EXCERPTED DATA.
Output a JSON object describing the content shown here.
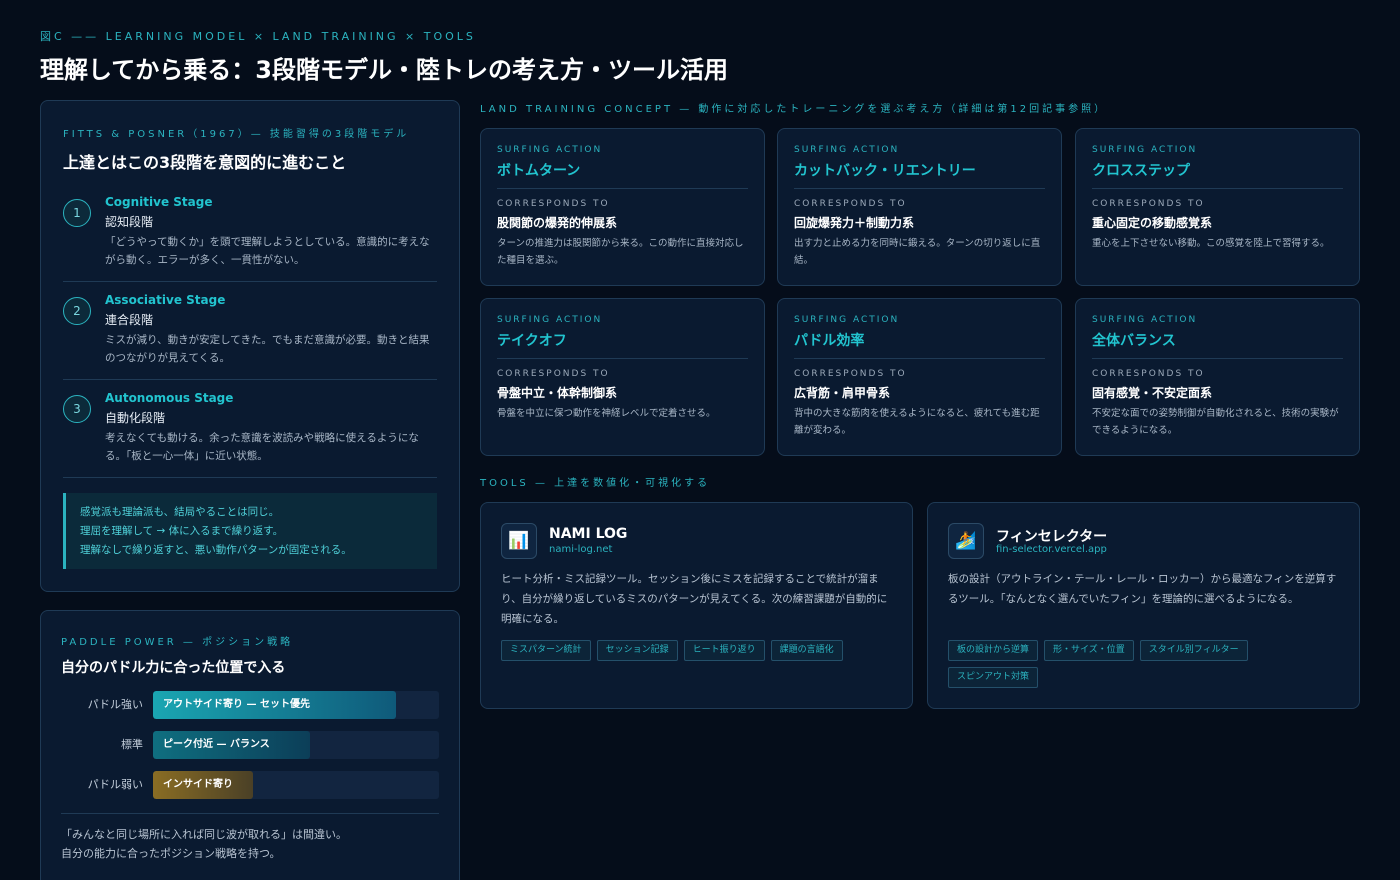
{
  "header": {
    "eyebrow": "図C —— LEARNING MODEL × LAND TRAINING × TOOLS",
    "title": "理解してから乗る：3段階モデル・陸トレの考え方・ツール活用"
  },
  "fitts": {
    "label": "FITTS & POSNER（1967）— 技能習得の3段階モデル",
    "title": "上達とはこの3段階を意図的に進むこと",
    "stages": [
      {
        "num": "1",
        "en": "Cognitive Stage",
        "jp": "認知段階",
        "desc": "「どうやって動くか」を頭で理解しようとしている。意識的に考えながら動く。エラーが多く、一貫性がない。"
      },
      {
        "num": "2",
        "en": "Associative Stage",
        "jp": "連合段階",
        "desc": "ミスが減り、動きが安定してきた。でもまだ意識が必要。動きと結果のつながりが見えてくる。"
      },
      {
        "num": "3",
        "en": "Autonomous Stage",
        "jp": "自動化段階",
        "desc": "考えなくても動ける。余った意識を波読みや戦略に使えるようになる。「板と一心一体」に近い状態。"
      }
    ],
    "quote": [
      "感覚派も理論派も、結局やることは同じ。",
      "理屈を理解して → 体に入るまで繰り返す。",
      "理解なしで繰り返すと、悪い動作パターンが固定される。"
    ]
  },
  "paddle": {
    "label": "PADDLE POWER — ポジション戦略",
    "title": "自分のパドル力に合った位置で入る",
    "rows": [
      {
        "label": "パドル強い",
        "text": "アウトサイド寄り — セット優先",
        "level": 0.85
      },
      {
        "label": "標準",
        "text": "ピーク付近 — バランス",
        "level": 0.55
      },
      {
        "label": "パドル弱い",
        "text": "インサイド寄り",
        "level": 0.35
      }
    ],
    "note": [
      "「みんなと同じ場所に入れば同じ波が取れる」は間違い。",
      "自分の能力に合ったポジション戦略を持つ。"
    ]
  },
  "land": {
    "label": "LAND TRAINING CONCEPT — 動作に対応したトレーニングを選ぶ考え方（詳細は第12回記事参照）",
    "sa_label": "SURFING ACTION",
    "cr_label": "CORRESPONDS TO",
    "cards": [
      {
        "action": "ボトムターン",
        "corr": "股関節の爆発的伸展系",
        "desc": "ターンの推進力は股関節から来る。この動作に直接対応した種目を選ぶ。"
      },
      {
        "action": "カットバック・リエントリー",
        "corr": "回旋爆発力＋制動力系",
        "desc": "出す力と止める力を同時に鍛える。ターンの切り返しに直結。"
      },
      {
        "action": "クロスステップ",
        "corr": "重心固定の移動感覚系",
        "desc": "重心を上下させない移動。この感覚を陸上で習得する。"
      },
      {
        "action": "テイクオフ",
        "corr": "骨盤中立・体幹制御系",
        "desc": "骨盤を中立に保つ動作を神経レベルで定着させる。"
      },
      {
        "action": "パドル効率",
        "corr": "広背筋・肩甲骨系",
        "desc": "背中の大きな筋肉を使えるようになると、疲れても進む距離が変わる。"
      },
      {
        "action": "全体バランス",
        "corr": "固有感覚・不安定面系",
        "desc": "不安定な面での姿勢制御が自動化されると、技術の実験ができるようになる。"
      }
    ]
  },
  "tools": {
    "label": "TOOLS — 上達を数値化・可視化する",
    "items": [
      {
        "icon": "📊",
        "name": "NAMI LOG",
        "url": "nami-log.net",
        "desc": "ヒート分析・ミス記録ツール。セッション後にミスを記録することで統計が溜まり、自分が繰り返しているミスのパターンが見えてくる。次の練習課題が自動的に明確になる。",
        "tags": [
          "ミスパターン統計",
          "セッション記録",
          "ヒート振り返り",
          "課題の言語化"
        ]
      },
      {
        "icon": "🏄",
        "name": "フィンセレクター",
        "url": "fin-selector.vercel.app",
        "desc": "板の設計（アウトライン・テール・レール・ロッカー）から最適なフィンを逆算するツール。「なんとなく選んでいたフィン」を理論的に選べるようになる。",
        "tags": [
          "板の設計から逆算",
          "形・サイズ・位置",
          "スタイル別フィルター",
          "スピンアウト対策"
        ]
      }
    ]
  }
}
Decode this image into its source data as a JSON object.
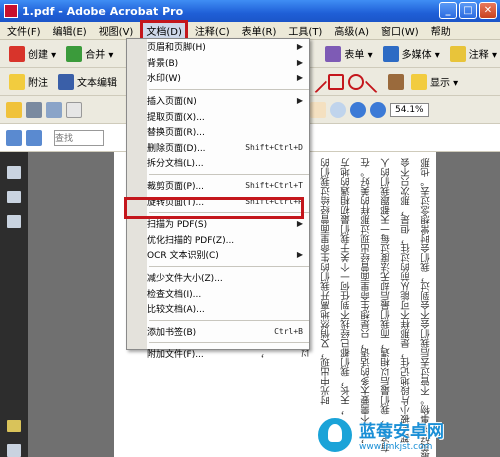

YOUR OBJECTIVE. Above are records to transcribe exactly; leave their pictures out.

OUTPUT FOR THIS TASK.
Output a JSON object describing the content shown here.
{
  "header": {
    "eyebrow": "図C —— LEARNING MODEL × LAND TRAINING × TOOLS",
    "title": "理解してから乗る：3段階モデル・陸トレの考え方・ツール活用"
  },
  "fitts": {
    "label": "FITTS & POSNER（1967）— 技能習得の3段階モデル",
    "title": "上達とはこの3段階を意図的に進むこと",
    "stages": [
      {
        "num": "1",
        "en": "Cognitive Stage",
        "jp": "認知段階",
        "desc": "「どうやって動くか」を頭で理解しようとしている。意識的に考えながら動く。エラーが多く、一貫性がない。"
      },
      {
        "num": "2",
        "en": "Associative Stage",
        "jp": "連合段階",
        "desc": "ミスが減り、動きが安定してきた。でもまだ意識が必要。動きと結果のつながりが見えてくる。"
      },
      {
        "num": "3",
        "en": "Autonomous Stage",
        "jp": "自動化段階",
        "desc": "考えなくても動ける。余った意識を波読みや戦略に使えるようになる。「板と一心一体」に近い状態。"
      }
    ],
    "quote": [
      "感覚派も理論派も、結局やることは同じ。",
      "理屈を理解して → 体に入るまで繰り返す。",
      "理解なしで繰り返すと、悪い動作パターンが固定される。"
    ]
  },
  "paddle": {
    "label": "PADDLE POWER — ポジション戦略",
    "title": "自分のパドル力に合った位置で入る",
    "rows": [
      {
        "label": "パドル強い",
        "text": "アウトサイド寄り — セット優先",
        "level": 0.85
      },
      {
        "label": "標準",
        "text": "ピーク付近 — バランス",
        "level": 0.55
      },
      {
        "label": "パドル弱い",
        "text": "インサイド寄り",
        "level": 0.35
      }
    ],
    "note": [
      "「みんなと同じ場所に入れば同じ波が取れる」は間違い。",
      "自分の能力に合ったポジション戦略を持つ。"
    ]
  },
  "land": {
    "label": "LAND TRAINING CONCEPT — 動作に対応したトレーニングを選ぶ考え方（詳細は第12回記事参照）",
    "sa_label": "SURFING ACTION",
    "cr_label": "CORRESPONDS TO",
    "cards": [
      {
        "action": "ボトムターン",
        "corr": "股関節の爆発的伸展系",
        "desc": "ターンの推進力は股関節から来る。この動作に直接対応した種目を選ぶ。"
      },
      {
        "action": "カットバック・リエントリー",
        "corr": "回旋爆発力＋制動力系",
        "desc": "出す力と止める力を同時に鍛える。ターンの切り返しに直結。"
      },
      {
        "action": "クロスステップ",
        "corr": "重心固定の移動感覚系",
        "desc": "重心を上下させない移動。この感覚を陸上で習得する。"
      },
      {
        "action": "テイクオフ",
        "corr": "骨盤中立・体幹制御系",
        "desc": "骨盤を中立に保つ動作を神経レベルで定着させる。"
      },
      {
        "action": "パドル効率",
        "corr": "広背筋・肩甲骨系",
        "desc": "背中の大きな筋肉を使えるようになると、疲れても進む距離が変わる。"
      },
      {
        "action": "全体バランス",
        "corr": "固有感覚・不安定面系",
        "desc": "不安定な面での姿勢制御が自動化されると、技術の実験ができるようになる。"
      }
    ]
  },
  "tools": {
    "label": "TOOLS — 上達を数値化・可視化する",
    "items": [
      {
        "icon": "📊",
        "name": "NAMI LOG",
        "url": "nami-log.net",
        "desc": "ヒート分析・ミス記録ツール。セッション後にミスを記録することで統計が溜まり、自分が繰り返しているミスのパターンが見えてくる。次の練習課題が自動的に明確になる。",
        "tags": [
          "ミスパターン統計",
          "セッション記録",
          "ヒート振り返り",
          "課題の言語化"
        ]
      },
      {
        "icon": "🏄",
        "name": "フィンセレクター",
        "url": "fin-selector.vercel.app",
        "desc": "板の設計（アウトライン・テール・レール・ロッカー）から最適なフィンを逆算するツール。「なんとなく選んでいたフィン」を理論的に選べるようになる。",
        "tags": [
          "板の設計から逆算",
          "形・サイズ・位置",
          "スタイル別フィルター",
          "スピンアウト対策"
        ]
      }
    ]
  }
}
Decode this image into its source data as a JSON object.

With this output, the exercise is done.